— Begin DATA SUPPLIED —

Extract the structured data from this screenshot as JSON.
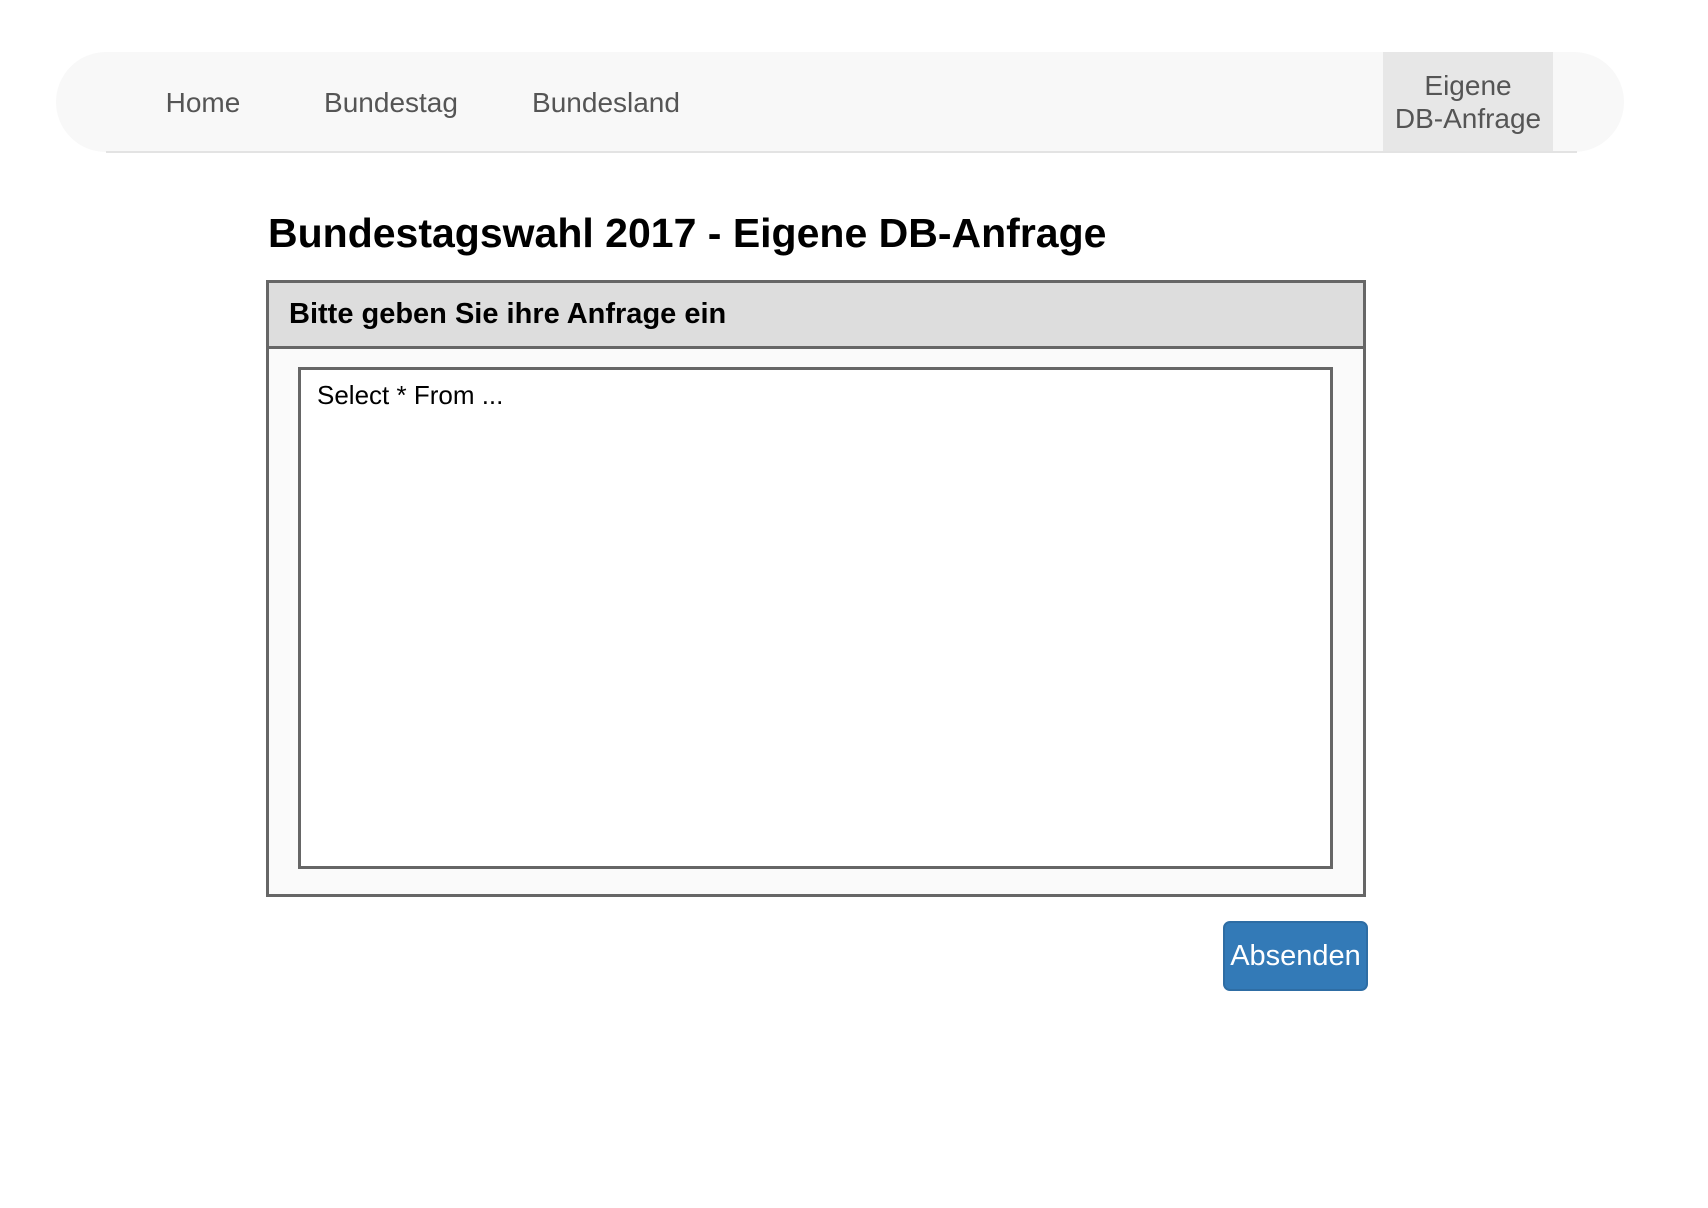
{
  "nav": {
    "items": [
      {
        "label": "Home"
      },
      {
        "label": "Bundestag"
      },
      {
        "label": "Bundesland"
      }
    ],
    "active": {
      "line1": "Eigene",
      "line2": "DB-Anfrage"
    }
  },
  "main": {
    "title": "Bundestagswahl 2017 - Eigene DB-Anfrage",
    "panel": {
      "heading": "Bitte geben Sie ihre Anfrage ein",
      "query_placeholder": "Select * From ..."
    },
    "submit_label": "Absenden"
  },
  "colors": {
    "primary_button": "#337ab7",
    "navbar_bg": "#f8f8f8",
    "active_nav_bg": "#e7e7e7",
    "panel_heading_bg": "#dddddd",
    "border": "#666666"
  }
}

— End DATA SUPPLIED —

### YOUR INSTRUCTIONS
Without the pictures, reproduce every line of the records above exactly.

### OUTPUT
Extract the structured data from this screenshot as JSON.
{
  "nav": {
    "items": [
      {
        "label": "Home"
      },
      {
        "label": "Bundestag"
      },
      {
        "label": "Bundesland"
      }
    ],
    "active": {
      "line1": "Eigene",
      "line2": "DB-Anfrage"
    }
  },
  "main": {
    "title": "Bundestagswahl 2017 - Eigene DB-Anfrage",
    "panel": {
      "heading": "Bitte geben Sie ihre Anfrage ein",
      "query_placeholder": "Select * From ..."
    },
    "submit_label": "Absenden"
  },
  "colors": {
    "primary_button": "#337ab7",
    "navbar_bg": "#f8f8f8",
    "active_nav_bg": "#e7e7e7",
    "panel_heading_bg": "#dddddd",
    "border": "#666666"
  }
}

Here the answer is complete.